▶ _Given task_
Retype exactly the lines that run from the line with "OCR this image." to the final line of the entries, keeping both ends and nothing else.

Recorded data

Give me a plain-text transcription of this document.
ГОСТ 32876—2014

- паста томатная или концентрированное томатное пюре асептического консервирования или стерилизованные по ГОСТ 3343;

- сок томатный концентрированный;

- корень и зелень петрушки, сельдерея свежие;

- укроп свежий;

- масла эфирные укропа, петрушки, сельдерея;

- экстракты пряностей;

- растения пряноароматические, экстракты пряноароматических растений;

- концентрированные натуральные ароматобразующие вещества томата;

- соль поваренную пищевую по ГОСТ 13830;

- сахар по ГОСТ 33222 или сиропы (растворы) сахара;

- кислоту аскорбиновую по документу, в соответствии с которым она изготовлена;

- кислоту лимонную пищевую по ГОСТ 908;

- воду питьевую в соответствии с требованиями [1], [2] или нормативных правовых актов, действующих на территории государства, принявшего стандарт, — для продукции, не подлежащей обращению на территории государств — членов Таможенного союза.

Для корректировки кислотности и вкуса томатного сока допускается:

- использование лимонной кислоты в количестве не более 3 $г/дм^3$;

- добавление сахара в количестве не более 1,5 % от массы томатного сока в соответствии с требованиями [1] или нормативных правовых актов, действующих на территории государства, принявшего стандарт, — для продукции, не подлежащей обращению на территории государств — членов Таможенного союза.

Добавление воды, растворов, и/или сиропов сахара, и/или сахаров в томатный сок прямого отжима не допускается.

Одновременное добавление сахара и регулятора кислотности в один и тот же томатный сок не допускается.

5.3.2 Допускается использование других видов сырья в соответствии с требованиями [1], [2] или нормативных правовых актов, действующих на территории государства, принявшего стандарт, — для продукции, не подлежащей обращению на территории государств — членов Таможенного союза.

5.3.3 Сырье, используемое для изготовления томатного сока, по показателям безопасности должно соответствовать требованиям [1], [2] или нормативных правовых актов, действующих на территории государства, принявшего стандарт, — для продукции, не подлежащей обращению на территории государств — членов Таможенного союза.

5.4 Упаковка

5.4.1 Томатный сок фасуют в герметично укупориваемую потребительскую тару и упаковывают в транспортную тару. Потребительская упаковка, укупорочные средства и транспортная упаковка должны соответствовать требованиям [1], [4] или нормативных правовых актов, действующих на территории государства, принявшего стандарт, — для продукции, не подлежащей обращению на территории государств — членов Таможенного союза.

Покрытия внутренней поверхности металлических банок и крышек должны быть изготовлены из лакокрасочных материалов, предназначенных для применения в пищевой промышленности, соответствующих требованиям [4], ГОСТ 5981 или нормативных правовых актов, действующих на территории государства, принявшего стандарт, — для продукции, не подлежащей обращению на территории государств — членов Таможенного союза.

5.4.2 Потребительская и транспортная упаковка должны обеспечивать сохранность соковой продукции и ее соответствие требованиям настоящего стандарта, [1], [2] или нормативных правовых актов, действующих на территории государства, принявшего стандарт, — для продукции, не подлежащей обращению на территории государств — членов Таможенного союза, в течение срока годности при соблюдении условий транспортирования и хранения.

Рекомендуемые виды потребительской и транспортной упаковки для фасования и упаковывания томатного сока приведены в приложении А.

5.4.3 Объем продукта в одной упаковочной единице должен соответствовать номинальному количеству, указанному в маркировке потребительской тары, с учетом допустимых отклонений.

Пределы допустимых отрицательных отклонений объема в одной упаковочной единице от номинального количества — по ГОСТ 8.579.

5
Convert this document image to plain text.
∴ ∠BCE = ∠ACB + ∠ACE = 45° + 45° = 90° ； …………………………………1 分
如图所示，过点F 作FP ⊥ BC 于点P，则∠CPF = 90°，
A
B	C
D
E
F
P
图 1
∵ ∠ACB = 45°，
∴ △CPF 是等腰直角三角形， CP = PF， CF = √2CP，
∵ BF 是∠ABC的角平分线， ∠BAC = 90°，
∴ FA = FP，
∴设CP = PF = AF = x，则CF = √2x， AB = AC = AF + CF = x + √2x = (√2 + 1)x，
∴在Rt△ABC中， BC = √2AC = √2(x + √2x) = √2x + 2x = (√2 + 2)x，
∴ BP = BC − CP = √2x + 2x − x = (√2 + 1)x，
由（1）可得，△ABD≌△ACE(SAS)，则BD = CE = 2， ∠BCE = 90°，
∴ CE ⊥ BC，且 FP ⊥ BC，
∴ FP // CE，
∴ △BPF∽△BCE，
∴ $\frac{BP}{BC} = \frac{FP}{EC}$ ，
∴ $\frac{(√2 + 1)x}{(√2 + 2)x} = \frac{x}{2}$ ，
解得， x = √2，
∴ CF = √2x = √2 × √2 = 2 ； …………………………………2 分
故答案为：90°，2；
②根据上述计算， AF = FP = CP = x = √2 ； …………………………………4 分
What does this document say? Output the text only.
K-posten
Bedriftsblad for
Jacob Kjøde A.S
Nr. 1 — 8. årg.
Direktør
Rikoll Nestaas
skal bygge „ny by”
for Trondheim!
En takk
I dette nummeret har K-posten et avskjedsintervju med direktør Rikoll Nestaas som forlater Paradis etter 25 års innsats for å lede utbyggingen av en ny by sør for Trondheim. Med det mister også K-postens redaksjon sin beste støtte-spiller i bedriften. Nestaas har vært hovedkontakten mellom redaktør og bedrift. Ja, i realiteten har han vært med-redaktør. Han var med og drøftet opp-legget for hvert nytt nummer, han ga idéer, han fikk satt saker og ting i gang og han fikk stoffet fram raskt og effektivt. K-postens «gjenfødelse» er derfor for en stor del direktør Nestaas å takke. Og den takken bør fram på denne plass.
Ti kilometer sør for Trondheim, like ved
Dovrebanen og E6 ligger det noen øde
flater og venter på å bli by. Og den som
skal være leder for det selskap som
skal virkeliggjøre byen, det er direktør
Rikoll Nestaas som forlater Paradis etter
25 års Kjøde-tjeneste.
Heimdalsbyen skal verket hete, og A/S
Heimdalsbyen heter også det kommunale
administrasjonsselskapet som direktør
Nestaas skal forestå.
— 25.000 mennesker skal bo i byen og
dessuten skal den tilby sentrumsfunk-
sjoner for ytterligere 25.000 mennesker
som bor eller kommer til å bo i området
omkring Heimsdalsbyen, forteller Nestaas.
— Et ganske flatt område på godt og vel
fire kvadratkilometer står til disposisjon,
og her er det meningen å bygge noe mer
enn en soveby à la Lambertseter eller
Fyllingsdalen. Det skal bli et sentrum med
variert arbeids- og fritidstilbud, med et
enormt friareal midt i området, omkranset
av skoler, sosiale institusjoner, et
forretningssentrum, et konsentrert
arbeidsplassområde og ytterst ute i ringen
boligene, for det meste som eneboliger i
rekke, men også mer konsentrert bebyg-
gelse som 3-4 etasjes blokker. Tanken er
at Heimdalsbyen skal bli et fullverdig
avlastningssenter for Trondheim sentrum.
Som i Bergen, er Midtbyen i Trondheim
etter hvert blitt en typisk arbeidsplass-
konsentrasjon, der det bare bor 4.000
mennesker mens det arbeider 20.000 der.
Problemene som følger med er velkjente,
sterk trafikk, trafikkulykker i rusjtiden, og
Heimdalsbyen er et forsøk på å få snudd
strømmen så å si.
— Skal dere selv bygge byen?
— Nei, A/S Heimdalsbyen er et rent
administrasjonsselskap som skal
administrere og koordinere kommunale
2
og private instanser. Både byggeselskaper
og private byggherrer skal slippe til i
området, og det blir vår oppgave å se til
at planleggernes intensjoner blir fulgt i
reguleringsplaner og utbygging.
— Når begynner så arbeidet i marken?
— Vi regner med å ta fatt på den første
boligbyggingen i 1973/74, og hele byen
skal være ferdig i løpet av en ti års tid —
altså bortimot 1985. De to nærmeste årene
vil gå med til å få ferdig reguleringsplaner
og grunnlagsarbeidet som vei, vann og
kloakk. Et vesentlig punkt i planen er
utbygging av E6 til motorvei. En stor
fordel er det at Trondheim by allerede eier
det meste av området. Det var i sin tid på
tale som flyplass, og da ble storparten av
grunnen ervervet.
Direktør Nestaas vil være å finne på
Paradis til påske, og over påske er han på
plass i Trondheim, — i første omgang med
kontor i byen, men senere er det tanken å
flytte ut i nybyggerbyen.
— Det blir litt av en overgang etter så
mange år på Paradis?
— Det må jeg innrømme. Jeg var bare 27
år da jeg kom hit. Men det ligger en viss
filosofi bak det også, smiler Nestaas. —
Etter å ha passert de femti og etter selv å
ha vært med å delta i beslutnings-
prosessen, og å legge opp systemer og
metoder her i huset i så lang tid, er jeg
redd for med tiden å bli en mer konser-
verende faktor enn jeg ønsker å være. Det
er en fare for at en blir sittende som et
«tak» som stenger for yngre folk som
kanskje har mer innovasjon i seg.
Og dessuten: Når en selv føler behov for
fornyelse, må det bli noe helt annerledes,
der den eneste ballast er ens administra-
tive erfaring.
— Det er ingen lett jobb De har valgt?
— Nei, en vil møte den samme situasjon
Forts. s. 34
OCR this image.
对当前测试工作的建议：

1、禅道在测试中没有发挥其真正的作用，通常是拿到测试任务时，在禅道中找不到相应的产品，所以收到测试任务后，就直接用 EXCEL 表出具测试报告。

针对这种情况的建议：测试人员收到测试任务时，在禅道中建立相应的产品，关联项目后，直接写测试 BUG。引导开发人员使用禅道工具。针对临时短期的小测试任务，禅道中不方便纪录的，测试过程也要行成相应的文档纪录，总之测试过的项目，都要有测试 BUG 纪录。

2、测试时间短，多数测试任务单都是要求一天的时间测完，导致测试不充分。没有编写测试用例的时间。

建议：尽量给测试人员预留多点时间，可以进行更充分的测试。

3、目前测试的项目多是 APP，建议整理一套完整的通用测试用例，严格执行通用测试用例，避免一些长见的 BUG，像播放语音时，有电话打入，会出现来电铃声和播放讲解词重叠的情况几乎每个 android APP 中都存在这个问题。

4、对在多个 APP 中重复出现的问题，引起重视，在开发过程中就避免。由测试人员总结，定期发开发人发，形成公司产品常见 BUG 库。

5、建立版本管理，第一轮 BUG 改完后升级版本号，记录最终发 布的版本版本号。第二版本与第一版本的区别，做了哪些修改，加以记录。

▶ _Answer to the problem_
OCR this image.
对当前测试工作的建议：

1、禅道在测试中没有发挥其真正的作用，通常是拿到测试任务时，在禅道中找不到相应的产品，所以收到测试任务后，就直接用 EXCEL 表出具测试报告。

针对这种情况的建议：测试人员收到测试任务时，在禅道中建立相应的产品，关联项目后，直接写测试 BUG。引导开发人员使用禅道工具。针对临时短期的小测试任务，禅道中不方便纪录的，测试过程也要行成相应的文档纪录，总之测试过的项目，都要有测试 BUG 纪录。

2、测试时间短，多数测试任务单都是要求一天的时间测完，导致测试不充分。没有编写测试用例的时间。

建议：尽量给测试人员预留多点时间，可以进行更充分的测试。

3、目前测试的项目多是 APP，建议整理一套完整的通用测试用例，严格执行通用测试用例，避免一些长见的 BUG，像播放语音时，有电话打入，会出现来电铃声和播放讲解词重叠的情况几乎每个 android APP 中都存在这个问题。

4、对在多个 APP 中重复出现的问题，引起重视，在开发过程中就避免。由测试人员总结，定期发开发人发，形成公司产品常见 BUG 库。

5、建立版本管理，第一轮 BUG 改完后升级版本号，记录最终发 布的版本版本号。第二版本与第一版本的区别，做了哪些修改，加以记录。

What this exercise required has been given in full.